- GIVEN PROBLEM:
Output each line exactly as it appears, skipping any embedded picture.

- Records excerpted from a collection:
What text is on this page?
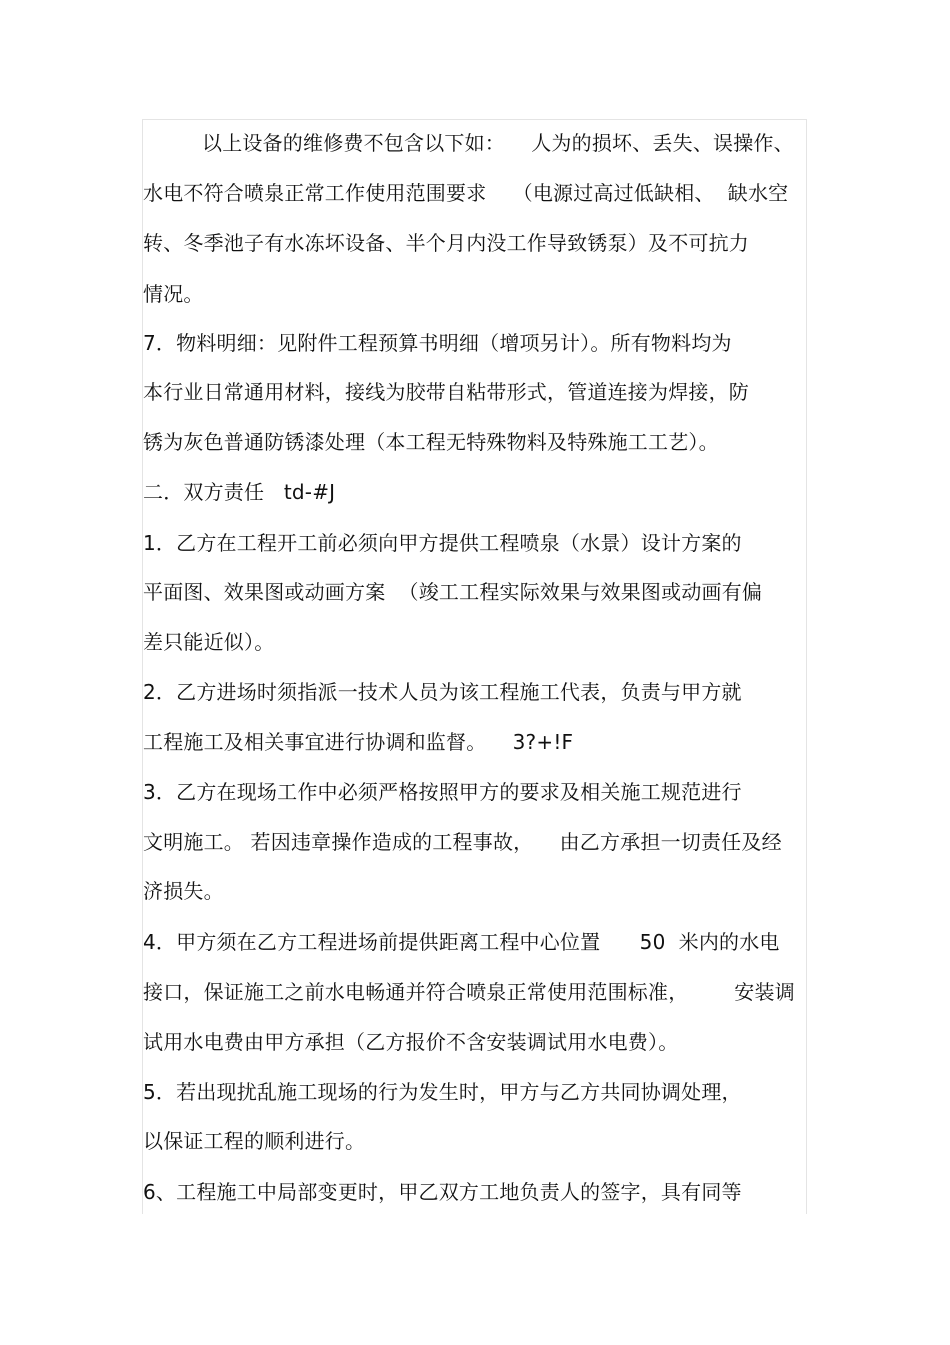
以上设备的维修费不包含以下如：    人为的损坏、丢失、误操作、
水电不符合喷泉正常工作使用范围要求    （电源过高过低缺相、  缺水空
转、冬季池子有水冻坏设备、半个月内没工作导致锈泵）及不可抗力
情况。
7．物料明细：见附件工程预算书明细（增项另计）。所有物料均为
本行业日常通用材料，接线为胶带自粘带形式，管道连接为焊接，防
锈为灰色普通防锈漆处理（本工程无特殊物料及特殊施工工艺）。
二．双方责任   td-#J
1．乙方在工程开工前必须向甲方提供工程喷泉（水景）设计方案的
平面图、效果图或动画方案  （竣工工程实际效果与效果图或动画有偏
差只能近似）。
2．乙方进场时须指派一技术人员为该工程施工代表，负责与甲方就
工程施工及相关事宜进行协调和监督。    3?+!F
3．乙方在现场工作中必须严格按照甲方的要求及相关施工规范进行
文明施工。 若因违章操作造成的工程事故，    由乙方承担一切责任及经
济损失。
4．甲方须在乙方工程进场前提供距离工程中心位置      50  米内的水电
接口，保证施工之前水电畅通并符合喷泉正常使用范围标准，       安装调
试用水电费由甲方承担（乙方报价不含安装调试用水电费）。
5．若出现扰乱施工现场的行为发生时，甲方与乙方共同协调处理，
以保证工程的顺利进行。
6、工程施工中局部变更时，甲乙双方工地负责人的签字，具有同等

- SOLUTION TO THIS TASK:
What text is on this page?
以上设备的维修费不包含以下如：    人为的损坏、丢失、误操作、
水电不符合喷泉正常工作使用范围要求    （电源过高过低缺相、  缺水空
转、冬季池子有水冻坏设备、半个月内没工作导致锈泵）及不可抗力
情况。
7．物料明细：见附件工程预算书明细（增项另计）。所有物料均为
本行业日常通用材料，接线为胶带自粘带形式，管道连接为焊接，防
锈为灰色普通防锈漆处理（本工程无特殊物料及特殊施工工艺）。
二．双方责任   td-#J
1．乙方在工程开工前必须向甲方提供工程喷泉（水景）设计方案的
平面图、效果图或动画方案  （竣工工程实际效果与效果图或动画有偏
差只能近似）。
2．乙方进场时须指派一技术人员为该工程施工代表，负责与甲方就
工程施工及相关事宜进行协调和监督。    3?+!F
3．乙方在现场工作中必须严格按照甲方的要求及相关施工规范进行
文明施工。 若因违章操作造成的工程事故，    由乙方承担一切责任及经
济损失。
4．甲方须在乙方工程进场前提供距离工程中心位置      50  米内的水电
接口，保证施工之前水电畅通并符合喷泉正常使用范围标准，       安装调
试用水电费由甲方承担（乙方报价不含安装调试用水电费）。
5．若出现扰乱施工现场的行为发生时，甲方与乙方共同协调处理，
以保证工程的顺利进行。
6、工程施工中局部变更时，甲乙双方工地负责人的签字，具有同等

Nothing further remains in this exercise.